* [Written request] Below are the records; copy each line in them that holds the word "name".

* [Supplied entries]
%%

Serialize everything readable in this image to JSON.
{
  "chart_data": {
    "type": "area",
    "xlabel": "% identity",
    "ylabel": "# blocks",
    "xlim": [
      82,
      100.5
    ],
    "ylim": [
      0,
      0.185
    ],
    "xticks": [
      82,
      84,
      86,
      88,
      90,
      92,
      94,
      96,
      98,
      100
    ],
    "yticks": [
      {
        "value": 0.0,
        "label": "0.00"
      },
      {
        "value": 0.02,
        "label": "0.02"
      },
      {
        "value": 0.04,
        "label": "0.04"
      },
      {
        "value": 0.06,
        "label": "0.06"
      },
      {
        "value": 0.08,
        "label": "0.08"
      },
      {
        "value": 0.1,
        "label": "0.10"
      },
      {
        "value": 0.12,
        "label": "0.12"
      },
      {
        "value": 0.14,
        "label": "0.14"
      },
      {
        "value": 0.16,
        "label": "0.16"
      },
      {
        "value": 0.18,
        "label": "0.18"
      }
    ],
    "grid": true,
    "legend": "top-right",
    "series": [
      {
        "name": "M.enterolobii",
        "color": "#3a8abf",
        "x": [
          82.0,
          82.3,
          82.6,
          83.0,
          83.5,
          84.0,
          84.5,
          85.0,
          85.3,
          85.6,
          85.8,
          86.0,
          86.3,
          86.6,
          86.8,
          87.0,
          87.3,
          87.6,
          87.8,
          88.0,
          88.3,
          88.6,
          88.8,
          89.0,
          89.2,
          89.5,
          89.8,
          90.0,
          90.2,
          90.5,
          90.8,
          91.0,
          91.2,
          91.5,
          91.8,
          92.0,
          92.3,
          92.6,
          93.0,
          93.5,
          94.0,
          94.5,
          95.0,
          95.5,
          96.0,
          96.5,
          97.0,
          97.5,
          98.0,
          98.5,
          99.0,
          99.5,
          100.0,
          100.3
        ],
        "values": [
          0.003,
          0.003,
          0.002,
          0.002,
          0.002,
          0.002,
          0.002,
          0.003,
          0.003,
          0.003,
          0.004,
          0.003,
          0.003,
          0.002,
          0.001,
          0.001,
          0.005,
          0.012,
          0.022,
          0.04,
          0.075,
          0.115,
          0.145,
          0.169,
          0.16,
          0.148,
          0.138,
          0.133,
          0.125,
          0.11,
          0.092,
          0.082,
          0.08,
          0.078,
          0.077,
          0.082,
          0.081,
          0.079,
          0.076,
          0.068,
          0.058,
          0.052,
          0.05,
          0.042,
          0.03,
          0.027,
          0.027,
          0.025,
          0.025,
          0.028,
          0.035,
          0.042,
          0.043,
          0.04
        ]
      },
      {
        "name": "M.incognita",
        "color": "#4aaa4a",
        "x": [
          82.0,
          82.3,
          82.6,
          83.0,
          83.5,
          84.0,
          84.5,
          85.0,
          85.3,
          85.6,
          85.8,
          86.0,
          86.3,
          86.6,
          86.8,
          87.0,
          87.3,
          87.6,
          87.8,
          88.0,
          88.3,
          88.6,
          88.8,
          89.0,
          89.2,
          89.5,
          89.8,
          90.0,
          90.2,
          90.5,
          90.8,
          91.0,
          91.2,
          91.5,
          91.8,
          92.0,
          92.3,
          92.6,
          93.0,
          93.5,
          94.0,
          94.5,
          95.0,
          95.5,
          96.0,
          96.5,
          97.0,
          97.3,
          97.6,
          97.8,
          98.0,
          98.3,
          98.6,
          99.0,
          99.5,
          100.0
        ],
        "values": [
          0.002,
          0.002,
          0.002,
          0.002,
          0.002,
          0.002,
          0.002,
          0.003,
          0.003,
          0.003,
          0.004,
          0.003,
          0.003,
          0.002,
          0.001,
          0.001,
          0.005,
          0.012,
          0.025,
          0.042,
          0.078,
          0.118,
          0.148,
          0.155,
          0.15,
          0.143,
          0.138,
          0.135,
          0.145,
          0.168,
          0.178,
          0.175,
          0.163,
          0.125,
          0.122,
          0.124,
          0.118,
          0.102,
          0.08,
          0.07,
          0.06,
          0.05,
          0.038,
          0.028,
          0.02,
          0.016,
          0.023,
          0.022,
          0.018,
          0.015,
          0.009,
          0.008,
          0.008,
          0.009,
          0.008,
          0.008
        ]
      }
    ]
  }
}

%%

* [Complete response]
        "name": "M.enterolobii",
        "name": "M.incognita",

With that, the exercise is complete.